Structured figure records
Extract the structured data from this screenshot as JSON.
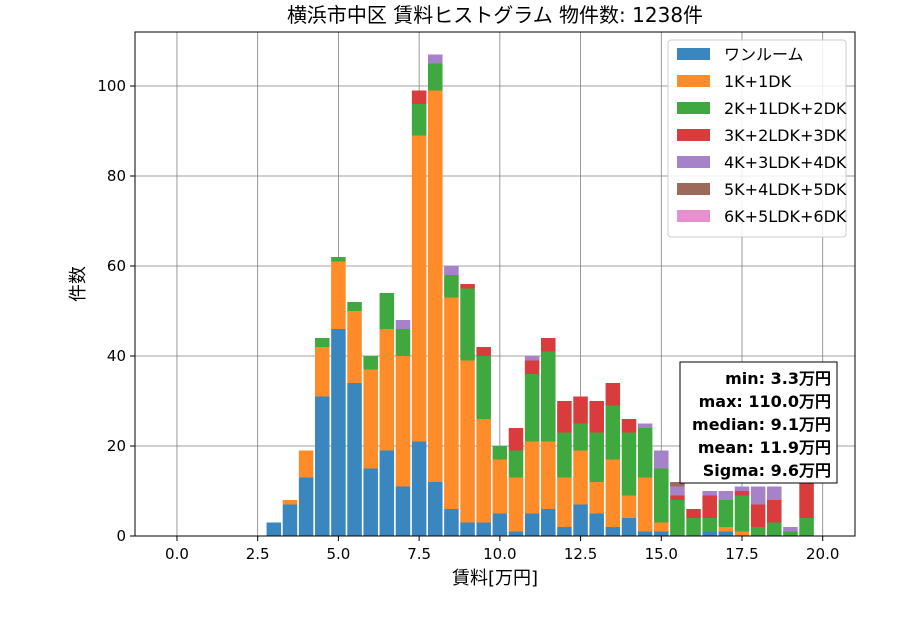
{
  "chart_data": {
    "type": "bar",
    "stacked": true,
    "title": "横浜市中区 賃料ヒストグラム 物件数: 1238件",
    "xlabel": "賃料[万円]",
    "ylabel": "件数",
    "xlim": [
      -1.3,
      21.0
    ],
    "ylim": [
      0,
      112
    ],
    "xticks": [
      "0.0",
      "2.5",
      "5.0",
      "7.5",
      "10.0",
      "12.5",
      "15.0",
      "17.5",
      "20.0"
    ],
    "xtick_values": [
      0,
      2.5,
      5,
      7.5,
      10,
      12.5,
      15,
      17.5,
      20
    ],
    "yticks": [
      "0",
      "20",
      "40",
      "60",
      "80",
      "100"
    ],
    "ytick_values": [
      0,
      20,
      40,
      60,
      80,
      100
    ],
    "grid": true,
    "legend_position": "upper right",
    "bin_width": 0.5,
    "x": [
      3.0,
      3.5,
      4.0,
      4.5,
      5.0,
      5.5,
      6.0,
      6.5,
      7.0,
      7.5,
      8.0,
      8.5,
      9.0,
      9.5,
      10.0,
      10.5,
      11.0,
      11.5,
      12.0,
      12.5,
      13.0,
      13.5,
      14.0,
      14.5,
      15.0,
      15.5,
      16.0,
      16.5,
      17.0,
      17.5,
      18.0,
      18.5,
      19.0,
      19.5
    ],
    "series": [
      {
        "name": "ワンルーム",
        "color": "#3a87c0",
        "values": [
          3,
          7,
          13,
          31,
          46,
          34,
          15,
          19,
          11,
          21,
          12,
          6,
          3,
          3,
          5,
          1,
          5,
          6,
          2,
          7,
          5,
          2,
          4,
          1,
          1,
          0,
          0,
          1,
          1,
          0,
          0,
          0,
          0,
          0
        ]
      },
      {
        "name": "1K+1DK",
        "color": "#ff8c28",
        "values": [
          0,
          1,
          6,
          11,
          15,
          16,
          22,
          27,
          29,
          68,
          87,
          47,
          36,
          23,
          12,
          12,
          16,
          15,
          11,
          12,
          7,
          15,
          5,
          12,
          2,
          0,
          0,
          0,
          1,
          1,
          0,
          0,
          0,
          0
        ]
      },
      {
        "name": "2K+1LDK+2DK",
        "color": "#3fa83f",
        "values": [
          0,
          0,
          0,
          2,
          1,
          2,
          3,
          8,
          6,
          7,
          6,
          5,
          16,
          14,
          3,
          6,
          15,
          20,
          10,
          6,
          11,
          12,
          14,
          11,
          12,
          8,
          4,
          3,
          6,
          8,
          2,
          3,
          1,
          4
        ]
      },
      {
        "name": "3K+2LDK+3DK",
        "color": "#d83c3c",
        "values": [
          0,
          0,
          0,
          0,
          0,
          0,
          0,
          0,
          0,
          3,
          0,
          0,
          1,
          2,
          0,
          5,
          3,
          3,
          7,
          6,
          7,
          5,
          3,
          0,
          0,
          1,
          2,
          5,
          0,
          1,
          5,
          5,
          0,
          10
        ]
      },
      {
        "name": "4K+3LDK+4DK",
        "color": "#a683c8",
        "values": [
          0,
          0,
          0,
          0,
          0,
          0,
          0,
          0,
          2,
          0,
          2,
          2,
          0,
          0,
          0,
          0,
          1,
          0,
          0,
          0,
          0,
          0,
          0,
          1,
          4,
          2,
          0,
          1,
          2,
          1,
          4,
          3,
          1,
          2
        ]
      },
      {
        "name": "5K+4LDK+5DK",
        "color": "#9c6a5a",
        "values": [
          0,
          0,
          0,
          0,
          0,
          0,
          0,
          0,
          0,
          0,
          0,
          0,
          0,
          0,
          0,
          0,
          0,
          0,
          0,
          0,
          0,
          0,
          0,
          0,
          0,
          1,
          0,
          0,
          0,
          0,
          0,
          0,
          0,
          0
        ]
      },
      {
        "name": "6K+5LDK+6DK",
        "color": "#e88fd0",
        "values": [
          0,
          0,
          0,
          0,
          0,
          0,
          0,
          0,
          0,
          0,
          0,
          0,
          0,
          0,
          0,
          0,
          0,
          0,
          0,
          0,
          0,
          0,
          0,
          0,
          0,
          0,
          0,
          0,
          0,
          0,
          0,
          0,
          0,
          0
        ]
      }
    ],
    "stats_box": [
      "min: 3.3万円",
      "max: 110.0万円",
      "median: 9.1万円",
      "mean: 11.9万円",
      "Sigma: 9.6万円"
    ]
  }
}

### Task requirements
Make a copy of each line that contains the string "name".

### Completed task
        "name": "ワンルーム",
        "name": "1K+1DK",
        "name": "2K+1LDK+2DK",
        "name": "3K+2LDK+3DK",
        "name": "4K+3LDK+4DK",
        "name": "5K+4LDK+5DK",
        "name": "6K+5LDK+6DK",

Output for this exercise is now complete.